• Exercise goal
Without the pictures, write out all the lines below exactly as they appear.

• Data records
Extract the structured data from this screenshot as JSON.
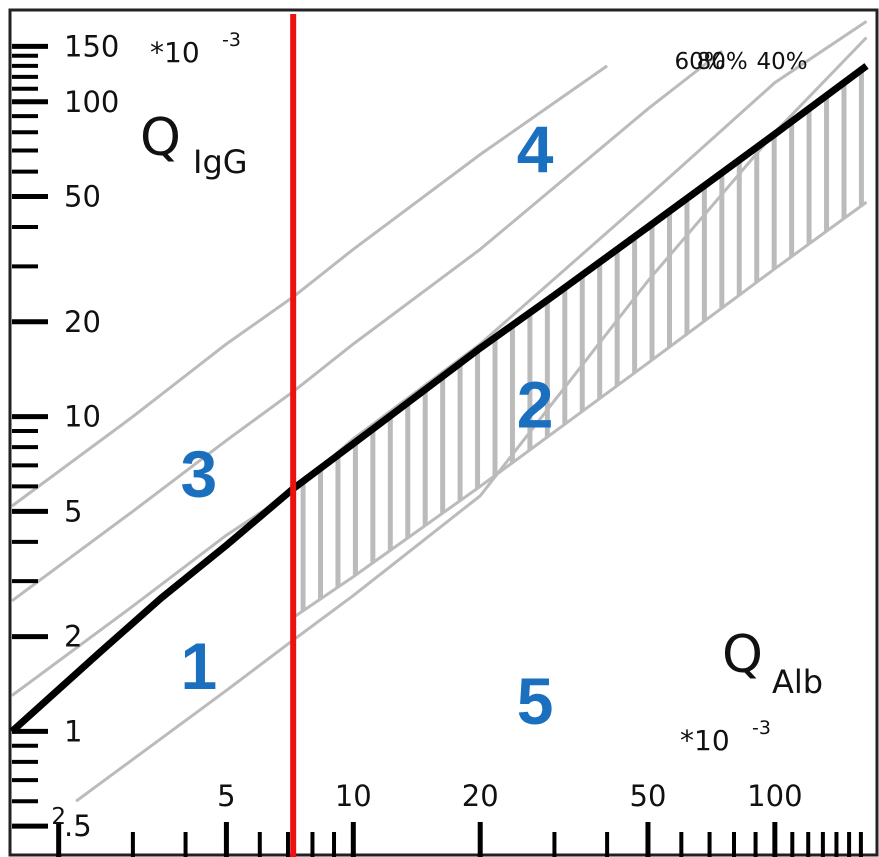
{
  "chart_data": {
    "type": "line",
    "x_scale": "log",
    "y_scale": "log",
    "xlim": [
      1.55,
      170
    ],
    "ylim": [
      0.42,
      190
    ],
    "x_tick_labels": [
      {
        "x": 2,
        "label": "2"
      },
      {
        "x": 5,
        "label": "5"
      },
      {
        "x": 10,
        "label": "10"
      },
      {
        "x": 20,
        "label": "20"
      },
      {
        "x": 50,
        "label": "50"
      },
      {
        "x": 100,
        "label": "100"
      }
    ],
    "y_tick_labels": [
      {
        "y": 0.5,
        "label": ".5"
      },
      {
        "y": 1,
        "label": "1"
      },
      {
        "y": 2,
        "label": "2"
      },
      {
        "y": 5,
        "label": "5"
      },
      {
        "y": 10,
        "label": "10"
      },
      {
        "y": 20,
        "label": "20"
      },
      {
        "y": 50,
        "label": "50"
      },
      {
        "y": 100,
        "label": "100"
      },
      {
        "y": 150,
        "label": "150"
      }
    ],
    "x_minor_ticks": [
      3,
      4,
      6,
      7,
      8,
      9,
      30,
      40,
      60,
      70,
      80,
      90,
      110,
      120,
      130,
      140,
      150,
      160
    ],
    "y_minor_ticks": [
      0.6,
      0.7,
      0.8,
      0.9,
      3,
      4,
      6,
      7,
      8,
      9,
      30,
      40,
      60,
      70,
      80,
      90,
      110,
      120,
      130,
      140
    ],
    "xlabel": {
      "main": "Q",
      "sub": "Alb",
      "factor": "*10",
      "exponent": "-3"
    },
    "ylabel": {
      "main": "Q",
      "sub": "IgG",
      "factor": "*10",
      "exponent": "-3"
    },
    "cutoff_line": {
      "x": 7.2,
      "color": "#ee1111"
    },
    "series": [
      {
        "role": "upper reference limit",
        "color": "#000000",
        "points": [
          [
            1.55,
            1.0
          ],
          [
            2.5,
            1.78
          ],
          [
            3.5,
            2.65
          ],
          [
            5,
            3.9
          ],
          [
            7.2,
            5.9
          ],
          [
            10,
            8.2
          ],
          [
            20,
            16.5
          ],
          [
            30,
            24.3
          ],
          [
            50,
            40
          ],
          [
            100,
            79
          ],
          [
            165,
            130
          ]
        ]
      },
      {
        "role": "lower reference limit",
        "color": "#bbbbbb",
        "points": [
          [
            7.2,
            2.3
          ],
          [
            10,
            3.1
          ],
          [
            20,
            6.0
          ],
          [
            50,
            14.8
          ],
          [
            100,
            29.5
          ],
          [
            165,
            48
          ]
        ]
      },
      {
        "role": "fraction line",
        "label": "40%",
        "color": "#bbbbbb",
        "points": [
          [
            2.2,
            0.6
          ],
          [
            5,
            1.35
          ],
          [
            7.2,
            1.95
          ],
          [
            10,
            2.7
          ],
          [
            20,
            5.6
          ],
          [
            50,
            27
          ],
          [
            100,
            80
          ],
          [
            165,
            160
          ]
        ]
      },
      {
        "role": "fraction line",
        "label": "60%",
        "color": "#bbbbbb",
        "points": [
          [
            1.55,
            1.3
          ],
          [
            3,
            2.5
          ],
          [
            5,
            4.2
          ],
          [
            7.2,
            5.8
          ],
          [
            10,
            8.5
          ],
          [
            20,
            17
          ],
          [
            50,
            50
          ],
          [
            100,
            115
          ],
          [
            165,
            180
          ]
        ]
      },
      {
        "role": "fraction line",
        "label": "80%",
        "color": "#bbbbbb",
        "points": [
          [
            1.55,
            2.6
          ],
          [
            3,
            5.0
          ],
          [
            5,
            8.4
          ],
          [
            7.2,
            12
          ],
          [
            10,
            17
          ],
          [
            20,
            34
          ],
          [
            50,
            95
          ],
          [
            75,
            145
          ]
        ]
      },
      {
        "role": "fraction line",
        "color": "#bbbbbb",
        "points": [
          [
            1.55,
            5.2
          ],
          [
            3,
            10
          ],
          [
            5,
            17
          ],
          [
            7.2,
            24
          ],
          [
            10,
            34
          ],
          [
            20,
            68
          ],
          [
            40,
            130
          ]
        ]
      }
    ],
    "hatched_region": {
      "color": "#bbbbbb",
      "x_from": 7.6,
      "x_to": 165,
      "x_step": 1.1,
      "between": [
        "upper reference limit",
        "lower reference limit"
      ]
    },
    "region_labels": [
      {
        "label": "1",
        "x": 4.3,
        "y": 1.55
      },
      {
        "label": "2",
        "x": 27,
        "y": 10.5
      },
      {
        "label": "3",
        "x": 4.3,
        "y": 6.3
      },
      {
        "label": "4",
        "x": 27,
        "y": 68
      },
      {
        "label": "5",
        "x": 27,
        "y": 1.2
      }
    ]
  }
}
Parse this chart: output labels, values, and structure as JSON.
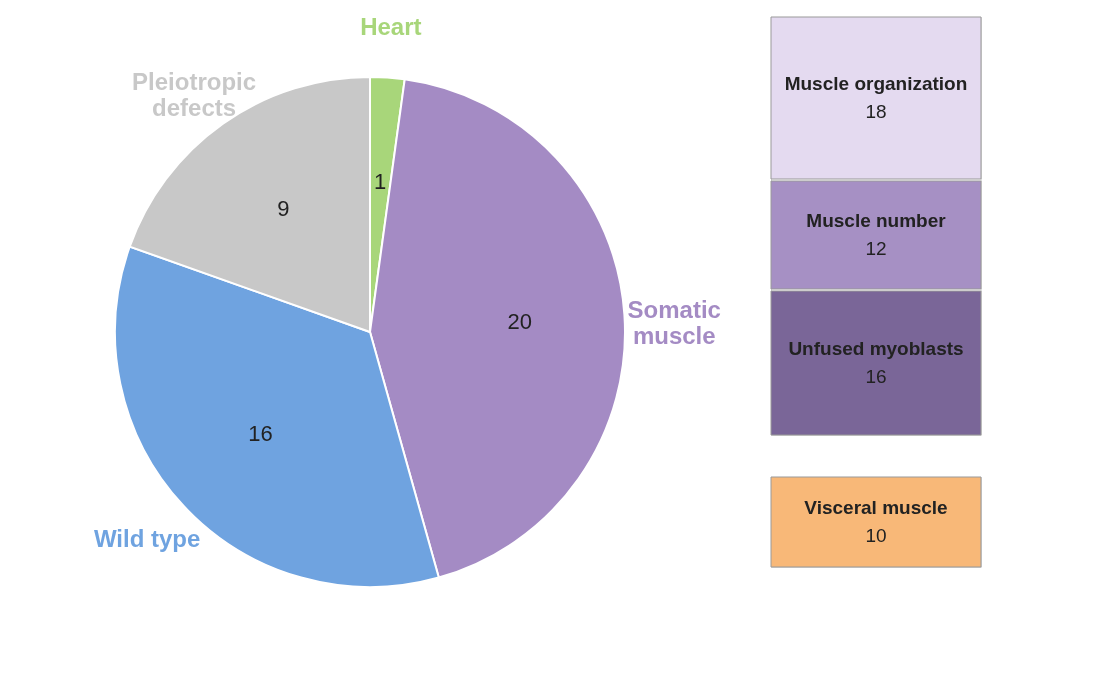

• Finished exercise
Extract the structured data from this screenshot as JSON.
{
  "chart_data": {
    "type": "line",
    "x_scale": "log",
    "y_scale": "log",
    "xlim": [
      1.55,
      170
    ],
    "ylim": [
      0.42,
      190
    ],
    "x_tick_labels": [
      {
        "x": 2,
        "label": "2"
      },
      {
        "x": 5,
        "label": "5"
      },
      {
        "x": 10,
        "label": "10"
      },
      {
        "x": 20,
        "label": "20"
      },
      {
        "x": 50,
        "label": "50"
      },
      {
        "x": 100,
        "label": "100"
      }
    ],
    "y_tick_labels": [
      {
        "y": 0.5,
        "label": ".5"
      },
      {
        "y": 1,
        "label": "1"
      },
      {
        "y": 2,
        "label": "2"
      },
      {
        "y": 5,
        "label": "5"
      },
      {
        "y": 10,
        "label": "10"
      },
      {
        "y": 20,
        "label": "20"
      },
      {
        "y": 50,
        "label": "50"
      },
      {
        "y": 100,
        "label": "100"
      },
      {
        "y": 150,
        "label": "150"
      }
    ],
    "x_minor_ticks": [
      3,
      4,
      6,
      7,
      8,
      9,
      30,
      40,
      60,
      70,
      80,
      90,
      110,
      120,
      130,
      140,
      150,
      160
    ],
    "y_minor_ticks": [
      0.6,
      0.7,
      0.8,
      0.9,
      3,
      4,
      6,
      7,
      8,
      9,
      30,
      40,
      60,
      70,
      80,
      90,
      110,
      120,
      130,
      140
    ],
    "xlabel": {
      "main": "Q",
      "sub": "Alb",
      "factor": "*10",
      "exponent": "-3"
    },
    "ylabel": {
      "main": "Q",
      "sub": "IgG",
      "factor": "*10",
      "exponent": "-3"
    },
    "cutoff_line": {
      "x": 7.2,
      "color": "#ee1111"
    },
    "series": [
      {
        "role": "upper reference limit",
        "color": "#000000",
        "points": [
          [
            1.55,
            1.0
          ],
          [
            2.5,
            1.78
          ],
          [
            3.5,
            2.65
          ],
          [
            5,
            3.9
          ],
          [
            7.2,
            5.9
          ],
          [
            10,
            8.2
          ],
          [
            20,
            16.5
          ],
          [
            30,
            24.3
          ],
          [
            50,
            40
          ],
          [
            100,
            79
          ],
          [
            165,
            130
          ]
        ]
      },
      {
        "role": "lower reference limit",
        "color": "#bbbbbb",
        "points": [
          [
            7.2,
            2.3
          ],
          [
            10,
            3.1
          ],
          [
            20,
            6.0
          ],
          [
            50,
            14.8
          ],
          [
            100,
            29.5
          ],
          [
            165,
            48
          ]
        ]
      },
      {
        "role": "fraction line",
        "label": "40%",
        "color": "#bbbbbb",
        "points": [
          [
            2.2,
            0.6
          ],
          [
            5,
            1.35
          ],
          [
            7.2,
            1.95
          ],
          [
            10,
            2.7
          ],
          [
            20,
            5.6
          ],
          [
            50,
            27
          ],
          [
            100,
            80
          ],
          [
            165,
            160
          ]
        ]
      },
      {
        "role": "fraction line",
        "label": "60%",
        "color": "#bbbbbb",
        "points": [
          [
            1.55,
            1.3
          ],
          [
            3,
            2.5
          ],
          [
            5,
            4.2
          ],
          [
            7.2,
            5.8
          ],
          [
            10,
            8.5
          ],
          [
            20,
            17
          ],
          [
            50,
            50
          ],
          [
            100,
            115
          ],
          [
            165,
            180
          ]
        ]
      },
      {
        "role": "fraction line",
        "label": "80%",
        "color": "#bbbbbb",
        "points": [
          [
            1.55,
            2.6
          ],
          [
            3,
            5.0
          ],
          [
            5,
            8.4
          ],
          [
            7.2,
            12
          ],
          [
            10,
            17
          ],
          [
            20,
            34
          ],
          [
            50,
            95
          ],
          [
            75,
            145
          ]
        ]
      },
      {
        "role": "fraction line",
        "color": "#bbbbbb",
        "points": [
          [
            1.55,
            5.2
          ],
          [
            3,
            10
          ],
          [
            5,
            17
          ],
          [
            7.2,
            24
          ],
          [
            10,
            34
          ],
          [
            20,
            68
          ],
          [
            40,
            130
          ]
        ]
      }
    ],
    "hatched_region": {
      "color": "#bbbbbb",
      "x_from": 7.6,
      "x_to": 165,
      "x_step": 1.1,
      "between": [
        "upper reference limit",
        "lower reference limit"
      ]
    },
    "region_labels": [
      {
        "label": "1",
        "x": 4.3,
        "y": 1.55
      },
      {
        "label": "2",
        "x": 27,
        "y": 10.5
      },
      {
        "label": "3",
        "x": 4.3,
        "y": 6.3
      },
      {
        "label": "4",
        "x": 27,
        "y": 68
      },
      {
        "label": "5",
        "x": 27,
        "y": 1.2
      }
    ]
  }
}
Parse this chart: output labels, values, and structure as JSON.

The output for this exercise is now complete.